(Data extracted from a collection)

┄┄┄┄┄┄

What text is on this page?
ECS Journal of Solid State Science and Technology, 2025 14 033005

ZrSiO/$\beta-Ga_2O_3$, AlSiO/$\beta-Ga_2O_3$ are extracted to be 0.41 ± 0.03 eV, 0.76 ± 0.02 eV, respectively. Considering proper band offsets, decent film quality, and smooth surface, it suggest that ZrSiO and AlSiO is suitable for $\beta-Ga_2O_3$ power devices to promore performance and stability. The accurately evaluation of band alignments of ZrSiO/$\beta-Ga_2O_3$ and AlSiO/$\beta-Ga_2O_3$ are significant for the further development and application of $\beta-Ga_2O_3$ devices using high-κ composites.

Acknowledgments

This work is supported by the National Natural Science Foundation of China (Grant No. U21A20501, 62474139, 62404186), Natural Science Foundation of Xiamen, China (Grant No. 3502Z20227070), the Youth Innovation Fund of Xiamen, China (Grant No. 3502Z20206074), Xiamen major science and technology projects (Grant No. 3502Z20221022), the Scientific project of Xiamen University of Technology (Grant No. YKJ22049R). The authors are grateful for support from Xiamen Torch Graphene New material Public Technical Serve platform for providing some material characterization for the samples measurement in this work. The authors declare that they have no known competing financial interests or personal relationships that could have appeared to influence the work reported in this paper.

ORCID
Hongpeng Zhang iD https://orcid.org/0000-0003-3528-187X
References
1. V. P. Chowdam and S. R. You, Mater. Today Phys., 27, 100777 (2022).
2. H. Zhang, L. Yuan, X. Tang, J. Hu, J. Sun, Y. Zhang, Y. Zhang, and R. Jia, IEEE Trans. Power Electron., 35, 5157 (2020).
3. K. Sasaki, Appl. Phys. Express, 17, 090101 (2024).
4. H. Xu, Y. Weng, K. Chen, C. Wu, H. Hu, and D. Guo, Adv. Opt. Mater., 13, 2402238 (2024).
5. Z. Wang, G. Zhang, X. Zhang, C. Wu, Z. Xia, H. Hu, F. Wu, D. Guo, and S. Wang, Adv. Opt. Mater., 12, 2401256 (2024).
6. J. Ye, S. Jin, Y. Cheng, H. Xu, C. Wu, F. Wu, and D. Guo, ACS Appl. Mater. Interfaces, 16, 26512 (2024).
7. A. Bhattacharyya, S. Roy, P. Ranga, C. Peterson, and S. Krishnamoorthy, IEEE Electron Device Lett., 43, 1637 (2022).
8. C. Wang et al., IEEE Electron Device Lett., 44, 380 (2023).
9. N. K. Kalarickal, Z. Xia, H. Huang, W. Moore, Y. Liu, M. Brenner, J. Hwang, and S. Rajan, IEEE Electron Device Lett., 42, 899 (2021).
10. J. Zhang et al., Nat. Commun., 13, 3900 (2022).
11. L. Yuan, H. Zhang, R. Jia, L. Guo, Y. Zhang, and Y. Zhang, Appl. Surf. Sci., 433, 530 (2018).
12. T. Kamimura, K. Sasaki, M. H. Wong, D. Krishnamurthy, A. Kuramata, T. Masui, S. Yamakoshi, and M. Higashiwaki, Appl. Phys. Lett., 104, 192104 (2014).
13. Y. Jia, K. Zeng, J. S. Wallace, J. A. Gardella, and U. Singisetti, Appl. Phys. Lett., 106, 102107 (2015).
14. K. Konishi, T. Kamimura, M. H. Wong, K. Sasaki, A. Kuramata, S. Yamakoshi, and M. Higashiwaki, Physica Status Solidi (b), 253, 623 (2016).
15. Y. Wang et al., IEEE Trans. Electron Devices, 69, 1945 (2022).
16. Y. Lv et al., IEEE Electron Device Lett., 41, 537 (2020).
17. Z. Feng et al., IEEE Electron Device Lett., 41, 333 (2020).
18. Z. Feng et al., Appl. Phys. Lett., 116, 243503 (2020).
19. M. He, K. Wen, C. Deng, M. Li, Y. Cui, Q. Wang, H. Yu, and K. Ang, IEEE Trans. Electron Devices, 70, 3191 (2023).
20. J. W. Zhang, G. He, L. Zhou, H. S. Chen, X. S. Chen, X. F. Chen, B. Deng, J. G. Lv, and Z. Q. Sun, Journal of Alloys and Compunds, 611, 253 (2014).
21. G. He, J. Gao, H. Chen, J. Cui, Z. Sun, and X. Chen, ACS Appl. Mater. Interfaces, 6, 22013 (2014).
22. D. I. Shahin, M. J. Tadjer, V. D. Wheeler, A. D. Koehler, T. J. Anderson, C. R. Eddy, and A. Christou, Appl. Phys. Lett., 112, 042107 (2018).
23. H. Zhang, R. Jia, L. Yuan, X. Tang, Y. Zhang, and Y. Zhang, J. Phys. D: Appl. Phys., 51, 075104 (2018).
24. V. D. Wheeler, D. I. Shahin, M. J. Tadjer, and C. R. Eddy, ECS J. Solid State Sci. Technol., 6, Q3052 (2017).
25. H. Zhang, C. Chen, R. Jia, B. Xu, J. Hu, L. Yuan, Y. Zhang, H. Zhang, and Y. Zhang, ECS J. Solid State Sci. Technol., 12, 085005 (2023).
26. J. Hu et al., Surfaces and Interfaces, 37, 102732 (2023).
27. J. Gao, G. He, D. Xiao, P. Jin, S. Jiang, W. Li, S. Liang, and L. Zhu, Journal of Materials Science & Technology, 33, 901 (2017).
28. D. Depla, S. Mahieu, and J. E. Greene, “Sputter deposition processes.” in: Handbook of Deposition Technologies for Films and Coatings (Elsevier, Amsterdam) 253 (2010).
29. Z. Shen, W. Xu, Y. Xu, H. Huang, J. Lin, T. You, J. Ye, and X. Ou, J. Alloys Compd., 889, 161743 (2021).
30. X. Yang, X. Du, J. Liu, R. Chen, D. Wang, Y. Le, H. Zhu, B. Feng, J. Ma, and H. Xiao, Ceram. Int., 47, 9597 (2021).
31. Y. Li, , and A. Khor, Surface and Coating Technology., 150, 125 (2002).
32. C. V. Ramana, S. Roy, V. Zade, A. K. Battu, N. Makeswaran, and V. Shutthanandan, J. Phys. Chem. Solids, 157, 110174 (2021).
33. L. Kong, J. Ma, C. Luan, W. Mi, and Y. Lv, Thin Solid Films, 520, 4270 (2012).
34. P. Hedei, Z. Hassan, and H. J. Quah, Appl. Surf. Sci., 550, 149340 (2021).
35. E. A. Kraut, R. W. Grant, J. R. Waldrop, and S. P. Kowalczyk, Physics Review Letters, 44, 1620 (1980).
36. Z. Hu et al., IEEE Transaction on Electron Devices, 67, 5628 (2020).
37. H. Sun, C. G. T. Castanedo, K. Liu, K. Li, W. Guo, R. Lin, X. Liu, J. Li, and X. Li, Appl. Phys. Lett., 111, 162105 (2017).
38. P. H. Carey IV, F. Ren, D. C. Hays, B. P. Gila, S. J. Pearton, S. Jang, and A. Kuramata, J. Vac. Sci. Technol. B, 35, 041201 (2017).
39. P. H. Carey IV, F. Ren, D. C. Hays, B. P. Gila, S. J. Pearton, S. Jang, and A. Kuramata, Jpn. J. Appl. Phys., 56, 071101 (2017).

┄┄┄┄┄┄

WHAT YOU WILL DO:
Select and copy every line of the listing with the word "Yuan".

RESPONSE:
2. H. Zhang, L. Yuan, X. Tang, J. Hu, J. Sun, Y. Zhang, Y. Zhang, and R. Jia, IEEE Trans. Power Electron., 35, 5157 (2020).
11. L. Yuan, H. Zhang, R. Jia, L. Guo, Y. Zhang, and Y. Zhang, Appl. Surf. Sci., 433, 530 (2018).
23. H. Zhang, R. Jia, L. Yuan, X. Tang, Y. Zhang, and Y. Zhang, J. Phys. D: Appl. Phys., 51, 075104 (2018).
25. H. Zhang, C. Chen, R. Jia, B. Xu, J. Hu, L. Yuan, Y. Zhang, H. Zhang, and Y. Zhang, ECS J. Solid State Sci. Technol., 12, 085005 (2023).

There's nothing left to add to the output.